- Stated goal -
Return the material exactly as supplied, apart from the pictures, which are omitted.

Extracts from a graphics dataset:
# # # #

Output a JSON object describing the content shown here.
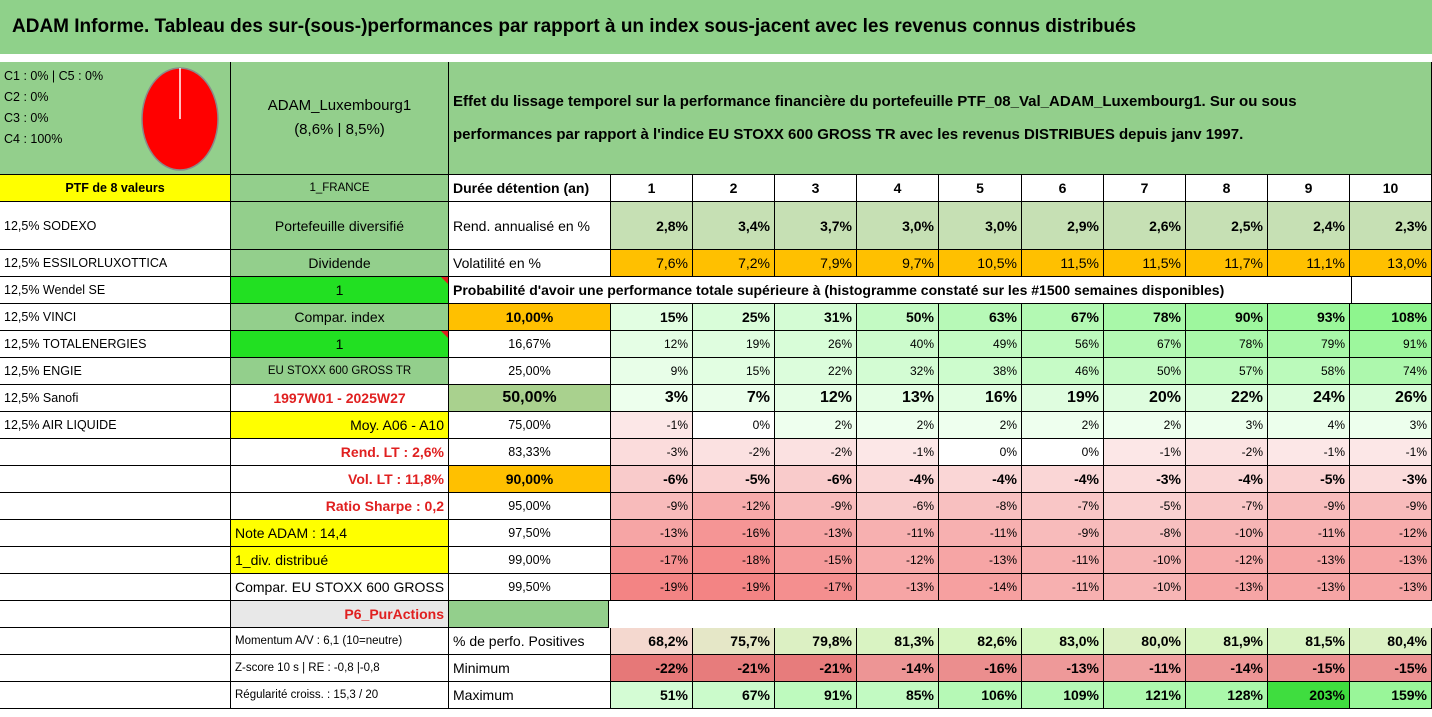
{
  "title": "ADAM Informe. Tableau des sur-(sous-)performances par rapport à un index sous-jacent avec les revenus connus distribués",
  "legend": [
    "C1 : 0% | C5 : 0%",
    "C2 : 0%",
    "C3 : 0%",
    "C4 : 100%"
  ],
  "fund": {
    "name": "ADAM_Luxembourg1",
    "sub": "(8,6% | 8,5%)"
  },
  "description": [
    "Effet du lissage temporel sur la performance financière du portefeuille PTF_08_Val_ADAM_Luxembourg1. Sur ou sous",
    "performances par rapport à l'indice EU STOXX 600 GROSS TR avec les revenus DISTRIBUES depuis janv 1997."
  ],
  "ptf_label": "PTF de 8 valeurs",
  "holdings": [
    "12,5% SODEXO",
    "12,5% ESSILORLUXOTTICA",
    "12,5% Wendel SE",
    "12,5% VINCI",
    "12,5% TOTALENERGIES",
    "12,5% ENGIE",
    "12,5% Sanofi",
    "12,5% AIR LIQUIDE"
  ],
  "info": {
    "country": "1_FRANCE",
    "diversified": "Portefeuille diversifié",
    "dividend_label": "Dividende",
    "dividend_value": "1",
    "compar_label": "Compar. index",
    "compar_value": "1",
    "index_name": "EU STOXX 600 GROSS TR",
    "period": "1997W01 - 2025W27",
    "moy": "Moy. A06 - A10",
    "rend_lt": "Rend. LT : 2,6%",
    "vol_lt": "Vol. LT : 11,8%",
    "sharpe": "Ratio Sharpe : 0,2",
    "note": "Note ADAM : 14,4",
    "div_dist": "1_div. distribué",
    "compar_full": "Compar. EU STOXX 600 GROSS TR",
    "purchase": "P6_PurActions",
    "momentum": "Momentum A/V : 6,1 (10=neutre)",
    "zscore": "Z-score 10 s | RE : -0,8 |-0,8",
    "regularity": "Régularité croiss. : 15,3 / 20"
  },
  "header": {
    "label": "Durée détention (an)",
    "years": [
      "1",
      "2",
      "3",
      "4",
      "5",
      "6",
      "7",
      "8",
      "9",
      "10"
    ]
  },
  "rend": {
    "label": "Rend. annualisé en %",
    "values": [
      "2,8%",
      "3,4%",
      "3,7%",
      "3,0%",
      "3,0%",
      "2,9%",
      "2,6%",
      "2,5%",
      "2,4%",
      "2,3%"
    ]
  },
  "vol": {
    "label": "Volatilité en %",
    "values": [
      "7,6%",
      "7,2%",
      "7,9%",
      "9,7%",
      "10,5%",
      "11,5%",
      "11,5%",
      "11,7%",
      "11,1%",
      "13,0%"
    ]
  },
  "prob_title": "Probabilité d'avoir une performance totale supérieure à (histogramme constaté sur les #1500 semaines disponibles)",
  "prob_rows": [
    {
      "threshold": "10,00%",
      "values": [
        "15%",
        "25%",
        "31%",
        "50%",
        "63%",
        "67%",
        "78%",
        "90%",
        "93%",
        "108%"
      ]
    },
    {
      "threshold": "16,67%",
      "values": [
        "12%",
        "19%",
        "26%",
        "40%",
        "49%",
        "56%",
        "67%",
        "78%",
        "79%",
        "91%"
      ]
    },
    {
      "threshold": "25,00%",
      "values": [
        "9%",
        "15%",
        "22%",
        "32%",
        "38%",
        "46%",
        "50%",
        "57%",
        "58%",
        "74%"
      ]
    },
    {
      "threshold": "50,00%",
      "values": [
        "3%",
        "7%",
        "12%",
        "13%",
        "16%",
        "19%",
        "20%",
        "22%",
        "24%",
        "26%"
      ]
    },
    {
      "threshold": "75,00%",
      "values": [
        "-1%",
        "0%",
        "2%",
        "2%",
        "2%",
        "2%",
        "2%",
        "3%",
        "4%",
        "3%"
      ]
    },
    {
      "threshold": "83,33%",
      "values": [
        "-3%",
        "-2%",
        "-2%",
        "-1%",
        "0%",
        "0%",
        "-1%",
        "-2%",
        "-1%",
        "-1%"
      ]
    },
    {
      "threshold": "90,00%",
      "values": [
        "-6%",
        "-5%",
        "-6%",
        "-4%",
        "-4%",
        "-4%",
        "-3%",
        "-4%",
        "-5%",
        "-3%"
      ]
    },
    {
      "threshold": "95,00%",
      "values": [
        "-9%",
        "-12%",
        "-9%",
        "-6%",
        "-8%",
        "-7%",
        "-5%",
        "-7%",
        "-9%",
        "-9%"
      ]
    },
    {
      "threshold": "97,50%",
      "values": [
        "-13%",
        "-16%",
        "-13%",
        "-11%",
        "-11%",
        "-9%",
        "-8%",
        "-10%",
        "-11%",
        "-12%"
      ]
    },
    {
      "threshold": "99,00%",
      "values": [
        "-17%",
        "-18%",
        "-15%",
        "-12%",
        "-13%",
        "-11%",
        "-10%",
        "-12%",
        "-13%",
        "-13%"
      ]
    },
    {
      "threshold": "99,50%",
      "values": [
        "-19%",
        "-19%",
        "-17%",
        "-13%",
        "-14%",
        "-11%",
        "-10%",
        "-13%",
        "-13%",
        "-13%"
      ]
    }
  ],
  "pos": {
    "label": "% de perfo. Positives",
    "values": [
      "68,2%",
      "75,7%",
      "79,8%",
      "81,3%",
      "82,6%",
      "83,0%",
      "80,0%",
      "81,9%",
      "81,5%",
      "80,4%"
    ]
  },
  "min": {
    "label": "Minimum",
    "values": [
      "-22%",
      "-21%",
      "-21%",
      "-14%",
      "-16%",
      "-13%",
      "-11%",
      "-14%",
      "-15%",
      "-15%"
    ]
  },
  "max": {
    "label": "Maximum",
    "values": [
      "51%",
      "67%",
      "91%",
      "85%",
      "106%",
      "109%",
      "121%",
      "128%",
      "203%",
      "159%"
    ]
  },
  "colors": {
    "header_green": "#8fd18a",
    "pie_red": "#ff0000",
    "highlight_yellow": "#ffff00",
    "highlight_orange": "#ffc000",
    "bright_green": "#22e022"
  }
}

# # # #

- Answer for this exercise -
Output a JSON object describing the content shown here.
{
  "title": "ADAM Informe. Tableau des sur-(sous-)performances par rapport à un index sous-jacent avec les revenus connus distribués",
  "legend": [
    "C1 : 0% | C5 : 0%",
    "C2 : 0%",
    "C3 : 0%",
    "C4 : 100%"
  ],
  "fund": {
    "name": "ADAM_Luxembourg1",
    "sub": "(8,6% | 8,5%)"
  },
  "description": [
    "Effet du lissage temporel sur la performance financière du portefeuille PTF_08_Val_ADAM_Luxembourg1. Sur ou sous",
    "performances par rapport à l'indice EU STOXX 600 GROSS TR avec les revenus DISTRIBUES depuis janv 1997."
  ],
  "ptf_label": "PTF de 8 valeurs",
  "holdings": [
    "12,5% SODEXO",
    "12,5% ESSILORLUXOTTICA",
    "12,5% Wendel SE",
    "12,5% VINCI",
    "12,5% TOTALENERGIES",
    "12,5% ENGIE",
    "12,5% Sanofi",
    "12,5% AIR LIQUIDE"
  ],
  "info": {
    "country": "1_FRANCE",
    "diversified": "Portefeuille diversifié",
    "dividend_label": "Dividende",
    "dividend_value": "1",
    "compar_label": "Compar. index",
    "compar_value": "1",
    "index_name": "EU STOXX 600 GROSS TR",
    "period": "1997W01 - 2025W27",
    "moy": "Moy. A06 - A10",
    "rend_lt": "Rend. LT : 2,6%",
    "vol_lt": "Vol. LT : 11,8%",
    "sharpe": "Ratio Sharpe : 0,2",
    "note": "Note ADAM : 14,4",
    "div_dist": "1_div. distribué",
    "compar_full": "Compar. EU STOXX 600 GROSS TR",
    "purchase": "P6_PurActions",
    "momentum": "Momentum A/V : 6,1 (10=neutre)",
    "zscore": "Z-score 10 s | RE : -0,8 |-0,8",
    "regularity": "Régularité croiss. : 15,3 / 20"
  },
  "header": {
    "label": "Durée détention (an)",
    "years": [
      "1",
      "2",
      "3",
      "4",
      "5",
      "6",
      "7",
      "8",
      "9",
      "10"
    ]
  },
  "rend": {
    "label": "Rend. annualisé en %",
    "values": [
      "2,8%",
      "3,4%",
      "3,7%",
      "3,0%",
      "3,0%",
      "2,9%",
      "2,6%",
      "2,5%",
      "2,4%",
      "2,3%"
    ]
  },
  "vol": {
    "label": "Volatilité en %",
    "values": [
      "7,6%",
      "7,2%",
      "7,9%",
      "9,7%",
      "10,5%",
      "11,5%",
      "11,5%",
      "11,7%",
      "11,1%",
      "13,0%"
    ]
  },
  "prob_title": "Probabilité d'avoir une performance totale supérieure à (histogramme constaté sur les #1500 semaines disponibles)",
  "prob_rows": [
    {
      "threshold": "10,00%",
      "values": [
        "15%",
        "25%",
        "31%",
        "50%",
        "63%",
        "67%",
        "78%",
        "90%",
        "93%",
        "108%"
      ]
    },
    {
      "threshold": "16,67%",
      "values": [
        "12%",
        "19%",
        "26%",
        "40%",
        "49%",
        "56%",
        "67%",
        "78%",
        "79%",
        "91%"
      ]
    },
    {
      "threshold": "25,00%",
      "values": [
        "9%",
        "15%",
        "22%",
        "32%",
        "38%",
        "46%",
        "50%",
        "57%",
        "58%",
        "74%"
      ]
    },
    {
      "threshold": "50,00%",
      "values": [
        "3%",
        "7%",
        "12%",
        "13%",
        "16%",
        "19%",
        "20%",
        "22%",
        "24%",
        "26%"
      ]
    },
    {
      "threshold": "75,00%",
      "values": [
        "-1%",
        "0%",
        "2%",
        "2%",
        "2%",
        "2%",
        "2%",
        "3%",
        "4%",
        "3%"
      ]
    },
    {
      "threshold": "83,33%",
      "values": [
        "-3%",
        "-2%",
        "-2%",
        "-1%",
        "0%",
        "0%",
        "-1%",
        "-2%",
        "-1%",
        "-1%"
      ]
    },
    {
      "threshold": "90,00%",
      "values": [
        "-6%",
        "-5%",
        "-6%",
        "-4%",
        "-4%",
        "-4%",
        "-3%",
        "-4%",
        "-5%",
        "-3%"
      ]
    },
    {
      "threshold": "95,00%",
      "values": [
        "-9%",
        "-12%",
        "-9%",
        "-6%",
        "-8%",
        "-7%",
        "-5%",
        "-7%",
        "-9%",
        "-9%"
      ]
    },
    {
      "threshold": "97,50%",
      "values": [
        "-13%",
        "-16%",
        "-13%",
        "-11%",
        "-11%",
        "-9%",
        "-8%",
        "-10%",
        "-11%",
        "-12%"
      ]
    },
    {
      "threshold": "99,00%",
      "values": [
        "-17%",
        "-18%",
        "-15%",
        "-12%",
        "-13%",
        "-11%",
        "-10%",
        "-12%",
        "-13%",
        "-13%"
      ]
    },
    {
      "threshold": "99,50%",
      "values": [
        "-19%",
        "-19%",
        "-17%",
        "-13%",
        "-14%",
        "-11%",
        "-10%",
        "-13%",
        "-13%",
        "-13%"
      ]
    }
  ],
  "pos": {
    "label": "% de perfo. Positives",
    "values": [
      "68,2%",
      "75,7%",
      "79,8%",
      "81,3%",
      "82,6%",
      "83,0%",
      "80,0%",
      "81,9%",
      "81,5%",
      "80,4%"
    ]
  },
  "min": {
    "label": "Minimum",
    "values": [
      "-22%",
      "-21%",
      "-21%",
      "-14%",
      "-16%",
      "-13%",
      "-11%",
      "-14%",
      "-15%",
      "-15%"
    ]
  },
  "max": {
    "label": "Maximum",
    "values": [
      "51%",
      "67%",
      "91%",
      "85%",
      "106%",
      "109%",
      "121%",
      "128%",
      "203%",
      "159%"
    ]
  },
  "colors": {
    "header_green": "#8fd18a",
    "pie_red": "#ff0000",
    "highlight_yellow": "#ffff00",
    "highlight_orange": "#ffc000",
    "bright_green": "#22e022"
  }
}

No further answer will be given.